The largest funder of the parade is UJA-Federation of New York, which contributes $200,000. (UJA-Federation is also a funder of 70 Faces Media, the New York Jewish Week’s parent company.) This year for the first time it is contributing an additional $75,000 to sponsor a Celebrate Israel “Block Party” on 63rd Street that will run during the day. Vendors will sell kosher food, and there will be Jewish and Israeli crafts and various children’s activities.
There will be participation from “every part of the Jewish community,” according to Howard Pollack, director of the parade. “I’ve been getting emails from people asking how they can march and where can they sit to enjoy the parade. The enthusiasm is like nothing I have ever seen before. We normally have groups from out-of-state, but this year for the 75th anniversary, we have a lot more. They are coming from Florida, California, Ohio, Pennsylvania, Maryland, New Jersey and Connecticut.”
The parade will include 20 floats, 13 marching bands and the same number of dance groups. Musicians Matisyahu, the Maccabeats and Harel Skaat will each be performing from different floats.
Mindy Perlmutter, executive director of the Jewish Community Relations Council-Long island, said 22 groups with about 500 marchers will take part under the JCRC-LI banner — what she called the largest number in at least a decade.
Ameinu will be marching under the banner of the American Zionist Movement. They are among about a dozen of AZM’s 41 affiliated organizations, including Hadassah and Young Judaea, that will be marching together. Other affiliates will march under their own banners, according to Herbert Block, AZM’s executive director.
A contingent on Manhattan’s Fifth Avenue during the Celebrate Israel Parade, June 2, 2019. (Courtesy JCRC-NY)
Also marching under the AZM banner for the first time will be the Baltimore Zionist District, which heeded the AZM’s call for members to make a special effort to join the parade to celebrate Israel’s 75th birthday. Also coming for the first time will be representatives from the Druze Zionist Organization in Israel, representing a non-Jewish minority living primarily in Israel’s north.

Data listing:

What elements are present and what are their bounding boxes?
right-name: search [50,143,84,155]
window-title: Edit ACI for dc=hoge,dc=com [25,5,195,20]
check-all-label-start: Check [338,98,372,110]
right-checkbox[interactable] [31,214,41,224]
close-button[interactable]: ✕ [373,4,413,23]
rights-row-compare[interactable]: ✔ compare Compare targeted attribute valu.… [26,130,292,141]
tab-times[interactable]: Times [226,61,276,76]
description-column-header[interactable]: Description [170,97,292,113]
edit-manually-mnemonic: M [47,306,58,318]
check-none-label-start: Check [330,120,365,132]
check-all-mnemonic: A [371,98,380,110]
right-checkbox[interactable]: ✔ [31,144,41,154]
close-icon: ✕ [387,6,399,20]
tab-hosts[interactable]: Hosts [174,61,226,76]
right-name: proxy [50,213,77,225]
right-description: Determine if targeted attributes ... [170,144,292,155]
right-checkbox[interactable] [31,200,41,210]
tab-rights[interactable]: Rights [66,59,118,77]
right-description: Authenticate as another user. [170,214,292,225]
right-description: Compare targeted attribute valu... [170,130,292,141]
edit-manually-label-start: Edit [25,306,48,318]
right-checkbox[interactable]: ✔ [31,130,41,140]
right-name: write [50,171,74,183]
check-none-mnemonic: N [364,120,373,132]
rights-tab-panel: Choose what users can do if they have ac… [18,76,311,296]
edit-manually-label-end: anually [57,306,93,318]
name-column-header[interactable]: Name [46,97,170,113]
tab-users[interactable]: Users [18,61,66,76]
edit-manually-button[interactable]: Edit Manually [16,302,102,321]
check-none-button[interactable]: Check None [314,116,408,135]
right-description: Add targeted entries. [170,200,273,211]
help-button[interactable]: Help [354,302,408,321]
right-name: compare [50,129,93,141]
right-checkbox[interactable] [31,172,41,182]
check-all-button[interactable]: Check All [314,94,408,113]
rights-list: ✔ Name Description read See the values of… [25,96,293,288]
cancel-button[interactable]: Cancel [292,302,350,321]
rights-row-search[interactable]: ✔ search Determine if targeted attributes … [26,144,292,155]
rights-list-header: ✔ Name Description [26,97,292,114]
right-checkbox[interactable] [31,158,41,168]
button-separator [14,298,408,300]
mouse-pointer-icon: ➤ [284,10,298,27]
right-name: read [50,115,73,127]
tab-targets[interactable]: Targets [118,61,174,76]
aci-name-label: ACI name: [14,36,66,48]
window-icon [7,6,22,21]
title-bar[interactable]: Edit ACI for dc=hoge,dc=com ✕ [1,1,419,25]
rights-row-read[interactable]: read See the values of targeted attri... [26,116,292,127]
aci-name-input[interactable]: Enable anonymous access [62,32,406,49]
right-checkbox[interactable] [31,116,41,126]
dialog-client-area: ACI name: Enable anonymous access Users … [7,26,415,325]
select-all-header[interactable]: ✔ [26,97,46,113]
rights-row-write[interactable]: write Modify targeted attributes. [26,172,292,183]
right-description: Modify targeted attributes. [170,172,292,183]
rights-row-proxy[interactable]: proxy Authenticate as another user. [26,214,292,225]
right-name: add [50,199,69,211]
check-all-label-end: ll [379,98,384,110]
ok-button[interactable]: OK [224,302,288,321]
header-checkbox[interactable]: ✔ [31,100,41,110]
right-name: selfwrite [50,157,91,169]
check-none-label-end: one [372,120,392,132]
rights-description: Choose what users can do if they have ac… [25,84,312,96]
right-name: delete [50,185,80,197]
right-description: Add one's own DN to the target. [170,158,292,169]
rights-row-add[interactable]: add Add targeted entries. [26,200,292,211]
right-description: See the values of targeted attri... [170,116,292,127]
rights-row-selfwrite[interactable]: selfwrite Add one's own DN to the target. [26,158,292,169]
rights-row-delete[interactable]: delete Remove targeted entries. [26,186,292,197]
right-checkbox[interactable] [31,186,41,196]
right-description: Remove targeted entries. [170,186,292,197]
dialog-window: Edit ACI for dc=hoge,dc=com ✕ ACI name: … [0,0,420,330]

Goal of the exercise =>
Please carry on the article about the Celebrate Israel Parade, starting after its last sentence. The listing is separate material with no connection to the parade article.

Written answer =>
“There will be one or two from Israel and a couple who live in New York,” Block said. “They will march with the Druze flag in our contingent.”
Members of the Givati Brigade Association, which supports the elite unit of the Israel Defense Forces, will also marching for the first time. Some members of the unit were among the hundreds of Israeli reservists who announced they would boycott reserve duty before the judicial reforms were suspended this spring.
“We hope people will understand how important it is to support not only the Givati Brigade but the IDF in general,” said Itzhak Levit, chair of the GBA. “The Givati Brigade has been involved in all military operations since 1948. Former members of the brigade who live in New York will join us in the parade; we expect around 25.”
Over the decades some have noted that the parade, launched in 1964, gradually drew less grassroots support than it did large contingents of children bused in from various Jewish day schools. And there have been political disputes: In 2015, in addition to guidelines saying that all groups marching must “recognize Israel as the homeland of the Jewish people,” parade organizers banned groups that advocate for the boycott against Israel. A decade ago there were calls from the right to ban the New Israel Fund and other left-wing groups from marching. And in 2012, LGBTQ Jews marched for the first time under the banner of Manhattan’s Congregation Beit Simchat Torah, after decades in which LGBTQ Jews were prevented from marching with signage identifying them as gay and lesbian.
Gideon Taylor, CEO of JCRC-NY, the UJA-Federation agency that runs the parade, said there were no new guidelines issued this year concerning the unrest in Israel or any other topic.
The parade has also attracted small groups of pro-Palestinian protesters, as well as a small contingent from Neturei Karta, the anti-Zionist Hasidic sect.
Kenneth Bob, the Ameinu president, told the New York Jewish Week that this “is an important year to be marching. Israel is celebrating its 75th birthday and with all that is going on in Israel we thought this is the time to march for Israel and in support of the protestors. Once we came up with the idea to combine our love for Israel with support for the demonstrators [in Israel], it was a quick and easy decision to decide to march; it’s a good fit for us.”
The Celebrate Israel Parade kicks off on Sunday, June 4, at 11:30 a.m. at Fifth Avenue and 57th Street and will march to 74th Street. The Celebrate Israel Block Party will take place on 63rd Street between Madison and Fifth Avenues from 11 a.m. until 4:30 p.m. The parade will be televised on Channel 9 in New York and livestreamed on the website celebrateisraelny.org.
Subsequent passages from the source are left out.